> INSTRUCTIONS:
1. Summarize the passage headed "Ill Winds" in two sentences.
2. According to the passage headed "Ill Winds," by what vote did the Senate retain the Export Debenture Plan in the farm relief bill?

> SOURCE PASSAGE:

Monday, May. 20, 1929
Ill Winds
Through the Senate last week ill winds whined and whistled for the Hoover administration. Consideration of the farm relief bill drew to a close. The Senate's Republican Leader, Senator Watson of Indiana, appeared on the floor in mourning. "When I go to a funeral, I dress for it," he explained with a liverish smile.
Debentures In. Trouble began when the Senate voted 47 to 44 to retain in the bill the Export Debenture Plan, ten objections by President Hoover notwithstanding (TIME, April 29). The line of cleavage on this vote proved two things; 1) The Hoover 1928 victory in four Southern States carried no weight in the Senate where Democrats (with two exceptions) joined solidly against him and for the Debenture Plan; 2) The nine-year coalition of Democrats and Progressive Republicans still held a whip hand over major legislation, despite the G. O. P.'s paper majority of 17 votes.
The House, always jumpy about its constitutional prerogatives, stirred with plans for refusing to accept the Senate's farm bill, for refusing even a conference to reconcile differences between it and the House's measure. The Constitution gives the House sole power to initiate revenue legislation. Many a House leader considered the Senate's Debenture plan a revenue item because it would affect tariff income. The Senate countermoved by planning to insert the Debenture Plan in the Tariff Bill when that comes up from the House (see col. 2).

> INFORMATION SHOWN:
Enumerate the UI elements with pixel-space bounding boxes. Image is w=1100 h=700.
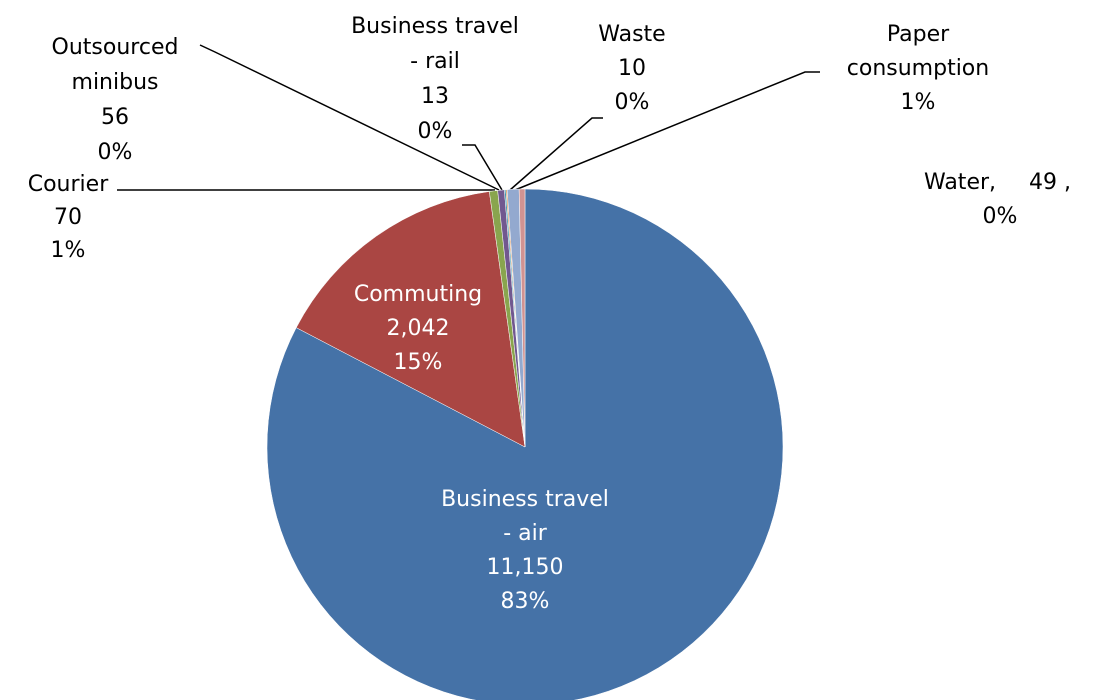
data-label-name: Courier — [28, 172, 109, 197]
data-label-value: 10 — [618, 56, 646, 81]
data-label-name: Waste — [598, 22, 665, 47]
pie-slice — [295, 191, 526, 448]
data-label-percent: 0% — [983, 204, 1018, 229]
leader-line — [514, 71, 820, 191]
data-label-percent: 0% — [98, 140, 133, 165]
label-line: Courier — [28, 172, 109, 197]
label-line: Paper — [887, 22, 950, 47]
data-label-name: Business travel - rail — [351, 14, 519, 74]
data-label-name: Paper consumption — [847, 22, 989, 81]
label-line: - rail — [410, 49, 460, 74]
leader-line — [199, 44, 500, 191]
label-line: - air — [503, 521, 548, 546]
data-label-percent: 0% — [615, 90, 650, 115]
data-label-percent: 1% — [901, 90, 936, 115]
data-label-value: 2,042 — [387, 316, 450, 341]
label-line: Business travel — [351, 14, 519, 39]
leader-line — [509, 117, 603, 191]
data-label-percent: 83% — [501, 589, 550, 614]
data-label-name: Outsourced minibus — [52, 35, 179, 95]
data-label-percent: 1% — [51, 238, 86, 263]
label-line: Commuting — [354, 282, 482, 307]
leader-line — [462, 144, 503, 191]
data-label-value: 13 — [421, 84, 449, 109]
label-line: Business travel — [441, 487, 609, 512]
label-line: consumption — [847, 56, 989, 81]
label-line: Waste — [598, 22, 665, 47]
data-label-name: Water, — [924, 170, 996, 195]
data-label-value: 56 — [101, 105, 129, 130]
pie-slice — [266, 188, 784, 700]
data-label-name: Commuting — [354, 282, 482, 307]
label-line: minibus — [72, 70, 159, 95]
label-line: Outsourced — [52, 35, 179, 60]
data-label-name: Business travel - air — [441, 487, 609, 546]
data-label-value: 11,150 — [487, 555, 564, 580]
pie-slice — [518, 188, 526, 448]
data-label-percent: 0% — [418, 119, 453, 144]
data-label-percent: 15% — [394, 350, 443, 375]
data-label-value: 49 , — [1029, 170, 1071, 195]
data-label-value: 70 — [54, 205, 82, 230]
leader-lines — [117, 44, 820, 191]
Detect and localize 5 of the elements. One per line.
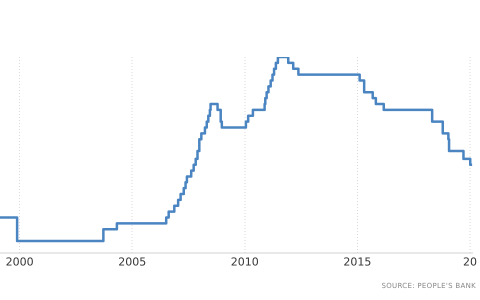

> ANSWERS TO THE PROBLEMS:
1. The Senate voted 47 to 44 to keep the Export Debenture Plan in the farm relief bill despite ten objections by President Hoover, showing that the coalition of Democrats and Progressive Republicans still held a whip hand over major legislation. The House stirred with plans to refuse the Senate's bill because many of its leaders saw the plan as a revenue item, and the Senate countered by planning to insert the plan in the Tariff Bill.

2. 47 to 44